--- Start ---

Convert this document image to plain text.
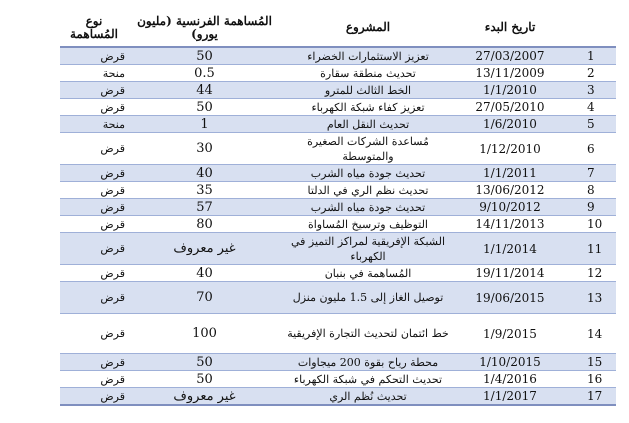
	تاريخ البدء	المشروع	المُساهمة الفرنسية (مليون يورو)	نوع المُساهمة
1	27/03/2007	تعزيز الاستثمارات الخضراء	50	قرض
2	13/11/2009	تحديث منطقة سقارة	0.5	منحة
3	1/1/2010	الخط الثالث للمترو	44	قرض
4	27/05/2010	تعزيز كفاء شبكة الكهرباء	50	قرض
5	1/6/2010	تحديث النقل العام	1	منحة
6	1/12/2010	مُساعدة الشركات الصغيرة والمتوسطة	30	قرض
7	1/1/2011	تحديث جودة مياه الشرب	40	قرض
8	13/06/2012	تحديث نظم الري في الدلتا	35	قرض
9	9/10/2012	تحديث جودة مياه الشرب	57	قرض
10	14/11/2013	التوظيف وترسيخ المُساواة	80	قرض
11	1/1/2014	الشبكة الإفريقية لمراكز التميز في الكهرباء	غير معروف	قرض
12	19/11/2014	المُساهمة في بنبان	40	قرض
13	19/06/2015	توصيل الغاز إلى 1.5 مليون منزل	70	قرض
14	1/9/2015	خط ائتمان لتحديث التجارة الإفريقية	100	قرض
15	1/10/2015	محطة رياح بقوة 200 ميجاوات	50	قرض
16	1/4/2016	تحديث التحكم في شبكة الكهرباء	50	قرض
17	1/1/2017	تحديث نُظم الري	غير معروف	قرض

--- End ---
--- Start ---

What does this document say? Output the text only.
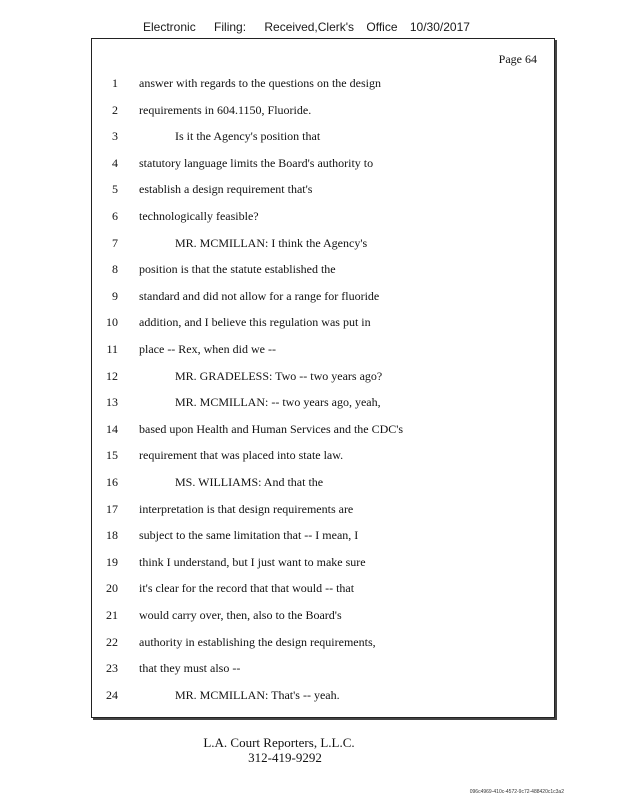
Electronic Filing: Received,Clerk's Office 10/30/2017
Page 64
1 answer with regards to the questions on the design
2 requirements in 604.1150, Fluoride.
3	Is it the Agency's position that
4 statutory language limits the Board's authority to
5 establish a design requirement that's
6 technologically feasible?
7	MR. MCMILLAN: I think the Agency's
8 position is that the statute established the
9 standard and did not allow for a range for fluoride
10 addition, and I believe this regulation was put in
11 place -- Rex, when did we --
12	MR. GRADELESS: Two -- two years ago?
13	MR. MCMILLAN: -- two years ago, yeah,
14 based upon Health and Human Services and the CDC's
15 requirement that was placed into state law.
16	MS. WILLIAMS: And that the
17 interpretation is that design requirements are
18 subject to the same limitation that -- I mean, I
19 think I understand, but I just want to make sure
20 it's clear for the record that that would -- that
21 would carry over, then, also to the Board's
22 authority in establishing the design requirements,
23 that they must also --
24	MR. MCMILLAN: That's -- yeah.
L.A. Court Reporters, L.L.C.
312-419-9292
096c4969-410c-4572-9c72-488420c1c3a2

--- End ---
--- Start ---

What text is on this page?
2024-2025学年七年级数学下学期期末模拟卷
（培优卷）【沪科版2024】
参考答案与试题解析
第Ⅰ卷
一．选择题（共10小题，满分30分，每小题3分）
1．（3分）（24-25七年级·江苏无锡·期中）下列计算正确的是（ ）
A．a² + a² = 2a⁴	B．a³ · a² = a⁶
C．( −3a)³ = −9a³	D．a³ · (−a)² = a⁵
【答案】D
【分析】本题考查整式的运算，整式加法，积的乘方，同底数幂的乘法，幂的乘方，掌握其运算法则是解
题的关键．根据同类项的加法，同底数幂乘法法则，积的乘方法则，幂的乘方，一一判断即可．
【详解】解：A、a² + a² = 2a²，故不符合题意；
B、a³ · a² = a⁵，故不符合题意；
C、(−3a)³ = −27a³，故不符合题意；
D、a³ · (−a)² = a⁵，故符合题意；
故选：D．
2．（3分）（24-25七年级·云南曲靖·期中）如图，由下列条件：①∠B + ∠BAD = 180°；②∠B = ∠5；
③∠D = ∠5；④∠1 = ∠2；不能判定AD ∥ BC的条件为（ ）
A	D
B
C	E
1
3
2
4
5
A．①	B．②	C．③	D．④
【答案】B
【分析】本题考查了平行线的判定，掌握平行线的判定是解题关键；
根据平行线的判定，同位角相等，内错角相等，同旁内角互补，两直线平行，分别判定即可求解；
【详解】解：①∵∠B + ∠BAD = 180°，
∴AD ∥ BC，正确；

--- End ---

**What is being asked:**
Using the material above, copy every line in which the string "الشرب" occurs.

**Response:**
7	1/1/2011	تحديث جودة مياه الشرب	40	قرض
9	9/10/2012	تحديث جودة مياه الشرب	57	قرض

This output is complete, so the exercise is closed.